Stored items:
- - -

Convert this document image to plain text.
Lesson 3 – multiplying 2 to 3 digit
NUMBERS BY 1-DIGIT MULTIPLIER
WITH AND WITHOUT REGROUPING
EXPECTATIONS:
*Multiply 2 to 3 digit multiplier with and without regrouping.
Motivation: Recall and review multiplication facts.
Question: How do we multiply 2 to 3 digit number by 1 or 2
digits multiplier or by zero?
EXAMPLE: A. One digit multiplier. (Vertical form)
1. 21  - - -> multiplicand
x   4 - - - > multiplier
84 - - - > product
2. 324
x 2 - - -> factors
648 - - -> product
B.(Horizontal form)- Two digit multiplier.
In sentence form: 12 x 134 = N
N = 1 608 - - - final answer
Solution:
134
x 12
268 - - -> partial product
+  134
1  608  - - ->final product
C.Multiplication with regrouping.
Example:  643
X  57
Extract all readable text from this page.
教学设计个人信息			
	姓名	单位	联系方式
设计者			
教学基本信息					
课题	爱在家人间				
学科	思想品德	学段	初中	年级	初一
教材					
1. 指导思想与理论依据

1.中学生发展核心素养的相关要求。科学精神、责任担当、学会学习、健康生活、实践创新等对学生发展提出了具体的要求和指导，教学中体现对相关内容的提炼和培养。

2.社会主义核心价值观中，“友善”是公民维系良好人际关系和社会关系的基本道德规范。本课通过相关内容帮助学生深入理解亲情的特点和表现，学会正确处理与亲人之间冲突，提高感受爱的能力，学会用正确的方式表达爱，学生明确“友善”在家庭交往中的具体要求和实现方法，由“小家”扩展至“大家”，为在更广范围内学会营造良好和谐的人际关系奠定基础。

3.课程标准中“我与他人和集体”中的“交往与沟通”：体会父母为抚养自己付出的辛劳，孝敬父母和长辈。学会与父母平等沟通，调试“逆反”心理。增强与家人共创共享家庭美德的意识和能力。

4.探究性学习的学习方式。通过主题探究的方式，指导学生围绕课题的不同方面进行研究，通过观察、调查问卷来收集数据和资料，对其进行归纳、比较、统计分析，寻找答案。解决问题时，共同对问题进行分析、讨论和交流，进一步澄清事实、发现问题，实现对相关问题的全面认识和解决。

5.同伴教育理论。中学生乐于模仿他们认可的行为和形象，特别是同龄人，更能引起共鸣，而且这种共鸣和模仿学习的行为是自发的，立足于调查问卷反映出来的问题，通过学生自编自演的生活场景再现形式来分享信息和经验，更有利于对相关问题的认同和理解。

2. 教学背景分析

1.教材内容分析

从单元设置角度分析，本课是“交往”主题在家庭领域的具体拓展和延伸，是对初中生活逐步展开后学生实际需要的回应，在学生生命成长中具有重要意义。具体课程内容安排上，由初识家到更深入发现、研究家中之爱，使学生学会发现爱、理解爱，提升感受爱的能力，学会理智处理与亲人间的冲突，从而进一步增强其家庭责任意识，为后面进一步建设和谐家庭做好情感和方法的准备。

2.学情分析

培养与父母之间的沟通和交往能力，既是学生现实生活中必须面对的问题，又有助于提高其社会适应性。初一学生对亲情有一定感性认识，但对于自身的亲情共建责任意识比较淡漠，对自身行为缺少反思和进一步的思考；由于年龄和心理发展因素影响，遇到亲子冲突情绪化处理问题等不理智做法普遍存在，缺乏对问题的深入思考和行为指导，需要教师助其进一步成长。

- - -

_Given exercise_.
In the records above, find each line that holds the word "form"; copy all such lines.

_Full answer_.
EXAMPLE: A. One digit multiplier. (Vertical form)
B.(Horizontal form)- Two digit multiplier.
In sentence form: 12 x 134 = N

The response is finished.